WHAT TO PRODUCE
Select all lines in the records that include "solltest".

Lines of data

————

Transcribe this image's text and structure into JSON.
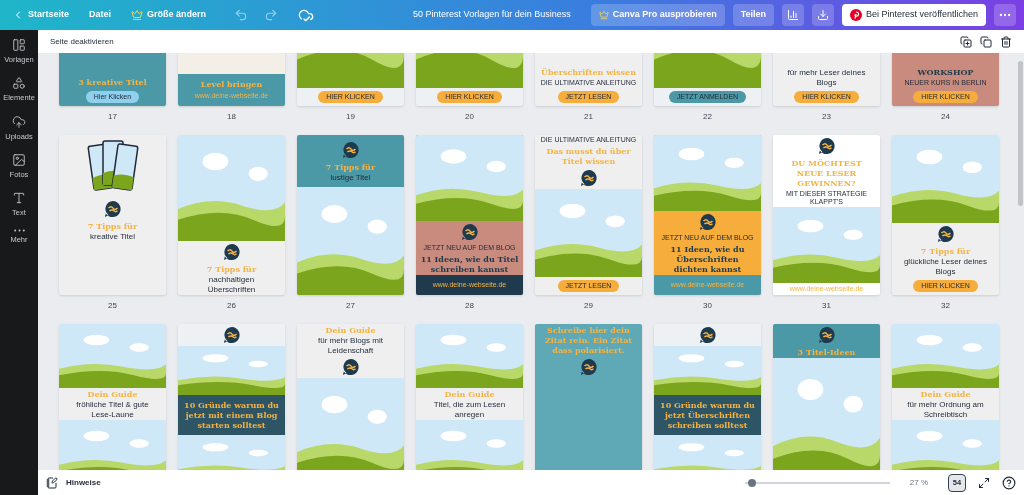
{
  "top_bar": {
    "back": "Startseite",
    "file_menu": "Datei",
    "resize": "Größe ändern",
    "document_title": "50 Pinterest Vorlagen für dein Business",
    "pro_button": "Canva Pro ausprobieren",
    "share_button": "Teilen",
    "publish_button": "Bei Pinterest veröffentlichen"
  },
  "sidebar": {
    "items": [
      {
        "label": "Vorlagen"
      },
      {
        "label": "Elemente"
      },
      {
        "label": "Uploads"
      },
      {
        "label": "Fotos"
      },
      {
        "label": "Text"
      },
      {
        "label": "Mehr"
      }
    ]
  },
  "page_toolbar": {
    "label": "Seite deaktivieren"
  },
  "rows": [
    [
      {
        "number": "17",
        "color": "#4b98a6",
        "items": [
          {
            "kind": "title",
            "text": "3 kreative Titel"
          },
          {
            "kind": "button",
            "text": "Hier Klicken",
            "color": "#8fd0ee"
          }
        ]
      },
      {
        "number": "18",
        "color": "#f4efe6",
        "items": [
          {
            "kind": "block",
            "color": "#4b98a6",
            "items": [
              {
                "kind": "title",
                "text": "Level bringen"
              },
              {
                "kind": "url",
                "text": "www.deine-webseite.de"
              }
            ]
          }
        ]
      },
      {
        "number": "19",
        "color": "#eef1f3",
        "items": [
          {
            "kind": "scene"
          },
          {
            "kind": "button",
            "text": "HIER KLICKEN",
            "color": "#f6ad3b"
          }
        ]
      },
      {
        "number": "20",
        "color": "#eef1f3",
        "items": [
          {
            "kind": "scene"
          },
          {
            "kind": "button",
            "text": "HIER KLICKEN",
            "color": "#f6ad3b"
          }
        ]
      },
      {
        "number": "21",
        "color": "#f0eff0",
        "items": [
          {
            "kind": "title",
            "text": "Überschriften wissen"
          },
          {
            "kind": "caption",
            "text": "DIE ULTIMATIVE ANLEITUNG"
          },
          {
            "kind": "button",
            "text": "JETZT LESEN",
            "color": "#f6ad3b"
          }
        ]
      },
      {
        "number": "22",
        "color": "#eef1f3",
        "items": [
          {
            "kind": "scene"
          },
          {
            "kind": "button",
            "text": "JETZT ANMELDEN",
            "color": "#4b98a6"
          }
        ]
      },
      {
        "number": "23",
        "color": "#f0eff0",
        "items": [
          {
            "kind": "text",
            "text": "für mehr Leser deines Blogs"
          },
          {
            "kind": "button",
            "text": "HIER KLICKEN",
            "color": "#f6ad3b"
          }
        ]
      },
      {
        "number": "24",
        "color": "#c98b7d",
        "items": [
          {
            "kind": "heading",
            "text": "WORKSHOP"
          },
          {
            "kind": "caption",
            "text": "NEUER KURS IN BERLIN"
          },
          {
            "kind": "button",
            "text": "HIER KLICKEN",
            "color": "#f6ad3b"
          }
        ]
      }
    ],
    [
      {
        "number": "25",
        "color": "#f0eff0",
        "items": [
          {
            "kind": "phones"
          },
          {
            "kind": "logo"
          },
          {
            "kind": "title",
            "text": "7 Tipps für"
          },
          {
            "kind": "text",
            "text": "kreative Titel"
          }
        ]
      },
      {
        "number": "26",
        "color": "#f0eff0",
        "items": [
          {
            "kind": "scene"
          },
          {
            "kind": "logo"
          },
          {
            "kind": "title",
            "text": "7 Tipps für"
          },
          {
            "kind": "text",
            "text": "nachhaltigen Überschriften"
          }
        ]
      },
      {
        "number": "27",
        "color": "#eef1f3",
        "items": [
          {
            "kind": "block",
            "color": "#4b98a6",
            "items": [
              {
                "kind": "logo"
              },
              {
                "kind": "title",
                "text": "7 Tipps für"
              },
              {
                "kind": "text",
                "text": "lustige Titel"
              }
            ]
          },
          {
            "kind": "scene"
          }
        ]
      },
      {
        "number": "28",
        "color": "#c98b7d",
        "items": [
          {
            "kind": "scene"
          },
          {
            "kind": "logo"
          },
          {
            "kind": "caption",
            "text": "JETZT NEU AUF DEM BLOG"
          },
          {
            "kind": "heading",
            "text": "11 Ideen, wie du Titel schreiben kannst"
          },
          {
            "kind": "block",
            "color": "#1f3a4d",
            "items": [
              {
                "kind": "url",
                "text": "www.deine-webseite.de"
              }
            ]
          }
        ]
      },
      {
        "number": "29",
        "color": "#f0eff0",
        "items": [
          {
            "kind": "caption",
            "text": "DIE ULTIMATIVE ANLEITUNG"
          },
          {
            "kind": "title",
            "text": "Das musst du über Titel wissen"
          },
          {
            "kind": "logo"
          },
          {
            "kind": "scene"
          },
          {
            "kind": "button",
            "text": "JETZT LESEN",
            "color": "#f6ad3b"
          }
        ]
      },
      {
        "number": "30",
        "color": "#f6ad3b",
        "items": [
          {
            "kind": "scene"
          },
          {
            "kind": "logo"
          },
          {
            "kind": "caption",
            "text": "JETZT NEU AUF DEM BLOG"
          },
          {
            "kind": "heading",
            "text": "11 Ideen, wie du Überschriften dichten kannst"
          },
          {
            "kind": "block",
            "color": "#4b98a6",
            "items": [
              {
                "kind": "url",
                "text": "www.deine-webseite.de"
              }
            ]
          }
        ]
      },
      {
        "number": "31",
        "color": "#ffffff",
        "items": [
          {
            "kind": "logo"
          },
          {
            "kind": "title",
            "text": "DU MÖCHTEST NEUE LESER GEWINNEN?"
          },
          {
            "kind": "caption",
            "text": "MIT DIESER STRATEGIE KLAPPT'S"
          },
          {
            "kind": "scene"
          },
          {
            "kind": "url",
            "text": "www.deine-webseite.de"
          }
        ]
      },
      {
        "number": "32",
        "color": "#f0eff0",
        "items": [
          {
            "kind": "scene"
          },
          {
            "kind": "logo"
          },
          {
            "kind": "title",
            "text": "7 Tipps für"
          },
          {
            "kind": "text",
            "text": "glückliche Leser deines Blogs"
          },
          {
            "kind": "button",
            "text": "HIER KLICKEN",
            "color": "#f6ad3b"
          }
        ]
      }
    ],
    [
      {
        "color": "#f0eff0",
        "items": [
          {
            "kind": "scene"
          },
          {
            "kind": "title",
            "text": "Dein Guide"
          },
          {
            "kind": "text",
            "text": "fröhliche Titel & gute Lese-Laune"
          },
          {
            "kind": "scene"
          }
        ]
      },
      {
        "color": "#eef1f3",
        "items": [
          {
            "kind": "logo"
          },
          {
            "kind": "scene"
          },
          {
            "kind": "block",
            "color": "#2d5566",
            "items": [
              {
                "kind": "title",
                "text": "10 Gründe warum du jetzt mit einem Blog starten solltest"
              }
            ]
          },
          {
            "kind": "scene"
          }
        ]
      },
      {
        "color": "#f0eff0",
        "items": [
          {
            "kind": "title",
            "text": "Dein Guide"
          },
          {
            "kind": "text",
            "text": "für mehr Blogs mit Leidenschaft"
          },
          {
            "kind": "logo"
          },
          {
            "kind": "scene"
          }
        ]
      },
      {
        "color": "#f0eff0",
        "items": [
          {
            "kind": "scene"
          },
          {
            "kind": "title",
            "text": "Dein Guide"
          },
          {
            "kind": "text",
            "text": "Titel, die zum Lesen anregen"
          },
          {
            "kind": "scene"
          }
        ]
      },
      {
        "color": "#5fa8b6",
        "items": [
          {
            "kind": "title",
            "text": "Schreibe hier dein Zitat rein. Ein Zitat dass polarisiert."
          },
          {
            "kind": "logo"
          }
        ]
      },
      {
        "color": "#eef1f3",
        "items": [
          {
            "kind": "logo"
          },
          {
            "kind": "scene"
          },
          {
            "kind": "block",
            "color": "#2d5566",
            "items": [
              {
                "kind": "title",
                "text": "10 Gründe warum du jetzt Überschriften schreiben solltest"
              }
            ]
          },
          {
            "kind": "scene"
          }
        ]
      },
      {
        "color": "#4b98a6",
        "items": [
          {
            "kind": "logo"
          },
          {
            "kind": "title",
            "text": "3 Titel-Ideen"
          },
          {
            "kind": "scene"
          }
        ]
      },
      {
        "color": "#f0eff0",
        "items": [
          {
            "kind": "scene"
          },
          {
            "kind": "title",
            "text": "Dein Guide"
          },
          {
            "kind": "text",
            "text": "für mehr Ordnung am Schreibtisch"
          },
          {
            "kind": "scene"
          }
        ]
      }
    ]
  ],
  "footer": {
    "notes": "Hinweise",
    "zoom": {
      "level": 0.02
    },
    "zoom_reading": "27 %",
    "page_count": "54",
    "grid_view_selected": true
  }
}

————

SOLUTION TO THIS EXERCISE
                "text": "10 Gründe warum du jetzt mit einem Blog starten solltest"
                "text": "10 Gründe warum du jetzt Überschriften schreiben solltest"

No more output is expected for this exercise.